-- AIM --
Output every entry exactly as given.

-- DATASET RECORDS --

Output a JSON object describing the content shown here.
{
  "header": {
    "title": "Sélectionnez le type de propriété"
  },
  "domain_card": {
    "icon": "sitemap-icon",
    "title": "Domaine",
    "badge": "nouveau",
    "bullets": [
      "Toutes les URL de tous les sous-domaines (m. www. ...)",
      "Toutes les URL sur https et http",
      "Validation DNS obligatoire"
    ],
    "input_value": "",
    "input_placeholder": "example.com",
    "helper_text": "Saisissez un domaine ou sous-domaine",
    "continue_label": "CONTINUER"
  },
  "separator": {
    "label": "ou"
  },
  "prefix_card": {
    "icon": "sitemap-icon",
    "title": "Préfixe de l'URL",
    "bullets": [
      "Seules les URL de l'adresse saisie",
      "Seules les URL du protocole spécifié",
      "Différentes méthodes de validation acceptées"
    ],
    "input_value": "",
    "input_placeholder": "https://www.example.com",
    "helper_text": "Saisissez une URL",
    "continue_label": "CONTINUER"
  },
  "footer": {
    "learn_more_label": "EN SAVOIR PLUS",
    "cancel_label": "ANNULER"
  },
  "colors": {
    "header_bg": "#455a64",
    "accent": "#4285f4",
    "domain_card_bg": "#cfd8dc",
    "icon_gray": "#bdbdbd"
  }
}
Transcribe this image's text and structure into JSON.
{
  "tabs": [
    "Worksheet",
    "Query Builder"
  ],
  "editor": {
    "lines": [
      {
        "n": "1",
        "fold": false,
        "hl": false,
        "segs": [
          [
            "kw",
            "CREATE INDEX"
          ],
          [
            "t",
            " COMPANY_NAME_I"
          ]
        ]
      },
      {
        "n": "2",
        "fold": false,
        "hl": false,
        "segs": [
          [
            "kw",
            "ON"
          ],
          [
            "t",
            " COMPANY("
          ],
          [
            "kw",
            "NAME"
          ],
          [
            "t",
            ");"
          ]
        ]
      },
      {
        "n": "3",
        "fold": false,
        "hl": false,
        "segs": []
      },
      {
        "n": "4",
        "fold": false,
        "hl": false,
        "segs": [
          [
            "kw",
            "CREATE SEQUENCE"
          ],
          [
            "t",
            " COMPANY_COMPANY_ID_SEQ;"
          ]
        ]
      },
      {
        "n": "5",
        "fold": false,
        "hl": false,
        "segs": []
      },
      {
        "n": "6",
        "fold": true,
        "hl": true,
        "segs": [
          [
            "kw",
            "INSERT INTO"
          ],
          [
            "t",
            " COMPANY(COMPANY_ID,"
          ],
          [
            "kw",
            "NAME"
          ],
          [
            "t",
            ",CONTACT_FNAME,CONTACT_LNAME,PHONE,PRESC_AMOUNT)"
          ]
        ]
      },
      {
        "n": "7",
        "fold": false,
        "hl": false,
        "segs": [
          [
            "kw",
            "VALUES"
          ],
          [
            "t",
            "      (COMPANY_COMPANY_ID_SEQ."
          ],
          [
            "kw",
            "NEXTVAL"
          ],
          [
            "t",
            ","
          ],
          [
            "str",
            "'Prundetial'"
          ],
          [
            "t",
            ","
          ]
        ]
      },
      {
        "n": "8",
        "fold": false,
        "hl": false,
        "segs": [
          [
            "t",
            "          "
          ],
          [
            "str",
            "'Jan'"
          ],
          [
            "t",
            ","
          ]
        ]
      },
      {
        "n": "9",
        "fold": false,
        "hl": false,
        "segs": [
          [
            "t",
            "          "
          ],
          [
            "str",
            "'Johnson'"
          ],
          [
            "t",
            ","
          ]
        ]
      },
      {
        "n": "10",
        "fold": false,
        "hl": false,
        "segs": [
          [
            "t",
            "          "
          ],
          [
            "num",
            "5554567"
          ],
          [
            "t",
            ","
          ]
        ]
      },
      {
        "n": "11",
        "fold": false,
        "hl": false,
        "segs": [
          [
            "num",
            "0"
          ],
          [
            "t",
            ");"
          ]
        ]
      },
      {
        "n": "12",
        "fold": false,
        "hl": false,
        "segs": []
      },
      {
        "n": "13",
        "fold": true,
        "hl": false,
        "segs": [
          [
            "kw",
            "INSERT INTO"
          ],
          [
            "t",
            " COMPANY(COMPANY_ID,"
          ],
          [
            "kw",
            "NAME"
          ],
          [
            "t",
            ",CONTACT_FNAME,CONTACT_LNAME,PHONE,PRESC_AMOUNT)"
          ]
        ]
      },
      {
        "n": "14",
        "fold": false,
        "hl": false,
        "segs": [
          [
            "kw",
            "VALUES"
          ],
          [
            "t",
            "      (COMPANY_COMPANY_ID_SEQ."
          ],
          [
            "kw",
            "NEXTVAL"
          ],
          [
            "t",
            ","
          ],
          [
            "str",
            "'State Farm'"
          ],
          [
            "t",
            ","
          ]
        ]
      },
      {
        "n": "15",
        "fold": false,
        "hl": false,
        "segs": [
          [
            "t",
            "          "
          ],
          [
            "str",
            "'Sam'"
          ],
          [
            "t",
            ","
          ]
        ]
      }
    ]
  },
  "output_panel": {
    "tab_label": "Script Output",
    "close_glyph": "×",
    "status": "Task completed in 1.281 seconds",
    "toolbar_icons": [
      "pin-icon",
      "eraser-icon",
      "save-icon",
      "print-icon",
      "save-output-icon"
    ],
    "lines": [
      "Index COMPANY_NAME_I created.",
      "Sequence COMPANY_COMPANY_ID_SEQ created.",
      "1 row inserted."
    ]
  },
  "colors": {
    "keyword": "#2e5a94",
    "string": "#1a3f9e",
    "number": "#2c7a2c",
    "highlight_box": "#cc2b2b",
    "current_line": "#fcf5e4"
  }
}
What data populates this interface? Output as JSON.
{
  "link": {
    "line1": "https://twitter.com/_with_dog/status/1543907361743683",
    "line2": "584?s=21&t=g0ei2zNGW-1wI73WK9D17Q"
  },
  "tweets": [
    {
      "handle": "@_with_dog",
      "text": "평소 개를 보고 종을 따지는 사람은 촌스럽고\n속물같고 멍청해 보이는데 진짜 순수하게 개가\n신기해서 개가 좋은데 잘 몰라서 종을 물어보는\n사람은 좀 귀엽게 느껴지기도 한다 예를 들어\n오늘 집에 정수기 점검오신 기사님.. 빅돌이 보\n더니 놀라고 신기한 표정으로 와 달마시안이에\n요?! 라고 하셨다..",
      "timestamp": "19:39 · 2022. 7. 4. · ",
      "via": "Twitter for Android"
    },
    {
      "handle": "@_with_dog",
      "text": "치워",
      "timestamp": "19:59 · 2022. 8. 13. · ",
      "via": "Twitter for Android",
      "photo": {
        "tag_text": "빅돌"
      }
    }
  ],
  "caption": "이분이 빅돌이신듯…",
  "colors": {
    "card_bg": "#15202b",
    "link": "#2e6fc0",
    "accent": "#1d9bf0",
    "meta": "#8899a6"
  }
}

-- THE OUTPUT --
Output a JSON object describing the content shown here.
{
  "header": {
    "title": "Sélectionnez le type de propriété"
  },
  "domain_card": {
    "icon": "sitemap-icon",
    "title": "Domaine",
    "badge": "nouveau",
    "bullets": [
      "Toutes les URL de tous les sous-domaines (m. www. ...)",
      "Toutes les URL sur https et http",
      "Validation DNS obligatoire"
    ],
    "input_value": "",
    "input_placeholder": "example.com",
    "helper_text": "Saisissez un domaine ou sous-domaine",
    "continue_label": "CONTINUER"
  },
  "separator": {
    "label": "ou"
  },
  "prefix_card": {
    "icon": "sitemap-icon",
    "title": "Préfixe de l'URL",
    "bullets": [
      "Seules les URL de l'adresse saisie",
      "Seules les URL du protocole spécifié",
      "Différentes méthodes de validation acceptées"
    ],
    "input_value": "",
    "input_placeholder": "https://www.example.com",
    "helper_text": "Saisissez une URL",
    "continue_label": "CONTINUER"
  },
  "footer": {
    "learn_more_label": "EN SAVOIR PLUS",
    "cancel_label": "ANNULER"
  },
  "colors": {
    "header_bg": "#455a64",
    "accent": "#4285f4",
    "domain_card_bg": "#cfd8dc",
    "icon_gray": "#bdbdbd"
  }
}
Transcribe this image's text and structure into JSON.
{
  "tabs": [
    "Worksheet",
    "Query Builder"
  ],
  "editor": {
    "lines": [
      {
        "n": "1",
        "fold": false,
        "hl": false,
        "segs": [
          [
            "kw",
            "CREATE INDEX"
          ],
          [
            "t",
            " COMPANY_NAME_I"
          ]
        ]
      },
      {
        "n": "2",
        "fold": false,
        "hl": false,
        "segs": [
          [
            "kw",
            "ON"
          ],
          [
            "t",
            " COMPANY("
          ],
          [
            "kw",
            "NAME"
          ],
          [
            "t",
            ");"
          ]
        ]
      },
      {
        "n": "3",
        "fold": false,
        "hl": false,
        "segs": []
      },
      {
        "n": "4",
        "fold": false,
        "hl": false,
        "segs": [
          [
            "kw",
            "CREATE SEQUENCE"
          ],
          [
            "t",
            " COMPANY_COMPANY_ID_SEQ;"
          ]
        ]
      },
      {
        "n": "5",
        "fold": false,
        "hl": false,
        "segs": []
      },
      {
        "n": "6",
        "fold": true,
        "hl": true,
        "segs": [
          [
            "kw",
            "INSERT INTO"
          ],
          [
            "t",
            " COMPANY(COMPANY_ID,"
          ],
          [
            "kw",
            "NAME"
          ],
          [
            "t",
            ",CONTACT_FNAME,CONTACT_LNAME,PHONE,PRESC_AMOUNT)"
          ]
        ]
      },
      {
        "n": "7",
        "fold": false,
        "hl": false,
        "segs": [
          [
            "kw",
            "VALUES"
          ],
          [
            "t",
            "      (COMPANY_COMPANY_ID_SEQ."
          ],
          [
            "kw",
            "NEXTVAL"
          ],
          [
            "t",
            ","
          ],
          [
            "str",
            "'Prundetial'"
          ],
          [
            "t",
            ","
          ]
        ]
      },
      {
        "n": "8",
        "fold": false,
        "hl": false,
        "segs": [
          [
            "t",
            "          "
          ],
          [
            "str",
            "'Jan'"
          ],
          [
            "t",
            ","
          ]
        ]
      },
      {
        "n": "9",
        "fold": false,
        "hl": false,
        "segs": [
          [
            "t",
            "          "
          ],
          [
            "str",
            "'Johnson'"
          ],
          [
            "t",
            ","
          ]
        ]
      },
      {
        "n": "10",
        "fold": false,
        "hl": false,
        "segs": [
          [
            "t",
            "          "
          ],
          [
            "num",
            "5554567"
          ],
          [
            "t",
            ","
          ]
        ]
      },
      {
        "n": "11",
        "fold": false,
        "hl": false,
        "segs": [
          [
            "num",
            "0"
          ],
          [
            "t",
            ");"
          ]
        ]
      },
      {
        "n": "12",
        "fold": false,
        "hl": false,
        "segs": []
      },
      {
        "n": "13",
        "fold": true,
        "hl": false,
        "segs": [
          [
            "kw",
            "INSERT INTO"
          ],
          [
            "t",
            " COMPANY(COMPANY_ID,"
          ],
          [
            "kw",
            "NAME"
          ],
          [
            "t",
            ",CONTACT_FNAME,CONTACT_LNAME,PHONE,PRESC_AMOUNT)"
          ]
        ]
      },
      {
        "n": "14",
        "fold": false,
        "hl": false,
        "segs": [
          [
            "kw",
            "VALUES"
          ],
          [
            "t",
            "      (COMPANY_COMPANY_ID_SEQ."
          ],
          [
            "kw",
            "NEXTVAL"
          ],
          [
            "t",
            ","
          ],
          [
            "str",
            "'State Farm'"
          ],
          [
            "t",
            ","
          ]
        ]
      },
      {
        "n": "15",
        "fold": false,
        "hl": false,
        "segs": [
          [
            "t",
            "          "
          ],
          [
            "str",
            "'Sam'"
          ],
          [
            "t",
            ","
          ]
        ]
      }
    ]
  },
  "output_panel": {
    "tab_label": "Script Output",
    "close_glyph": "×",
    "status": "Task completed in 1.281 seconds",
    "toolbar_icons": [
      "pin-icon",
      "eraser-icon",
      "save-icon",
      "print-icon",
      "save-output-icon"
    ],
    "lines": [
      "Index COMPANY_NAME_I created.",
      "Sequence COMPANY_COMPANY_ID_SEQ created.",
      "1 row inserted."
    ]
  },
  "colors": {
    "keyword": "#2e5a94",
    "string": "#1a3f9e",
    "number": "#2c7a2c",
    "highlight_box": "#cc2b2b",
    "current_line": "#fcf5e4"
  }
}
What data populates this interface? Output as JSON.
{
  "link": {
    "line1": "https://twitter.com/_with_dog/status/1543907361743683",
    "line2": "584?s=21&t=g0ei2zNGW-1wI73WK9D17Q"
  },
  "tweets": [
    {
      "handle": "@_with_dog",
      "text": "평소 개를 보고 종을 따지는 사람은 촌스럽고\n속물같고 멍청해 보이는데 진짜 순수하게 개가\n신기해서 개가 좋은데 잘 몰라서 종을 물어보는\n사람은 좀 귀엽게 느껴지기도 한다 예를 들어\n오늘 집에 정수기 점검오신 기사님.. 빅돌이 보\n더니 놀라고 신기한 표정으로 와 달마시안이에\n요?! 라고 하셨다..",
      "timestamp": "19:39 · 2022. 7. 4. · ",
      "via": "Twitter for Android"
    },
    {
      "handle": "@_with_dog",
      "text": "치워",
      "timestamp": "19:59 · 2022. 8. 13. · ",
      "via": "Twitter for Android",
      "photo": {
        "tag_text": "빅돌"
      }
    }
  ],
  "caption": "이분이 빅돌이신듯…",
  "colors": {
    "card_bg": "#15202b",
    "link": "#2e6fc0",
    "accent": "#1d9bf0",
    "meta": "#8899a6"
  }
}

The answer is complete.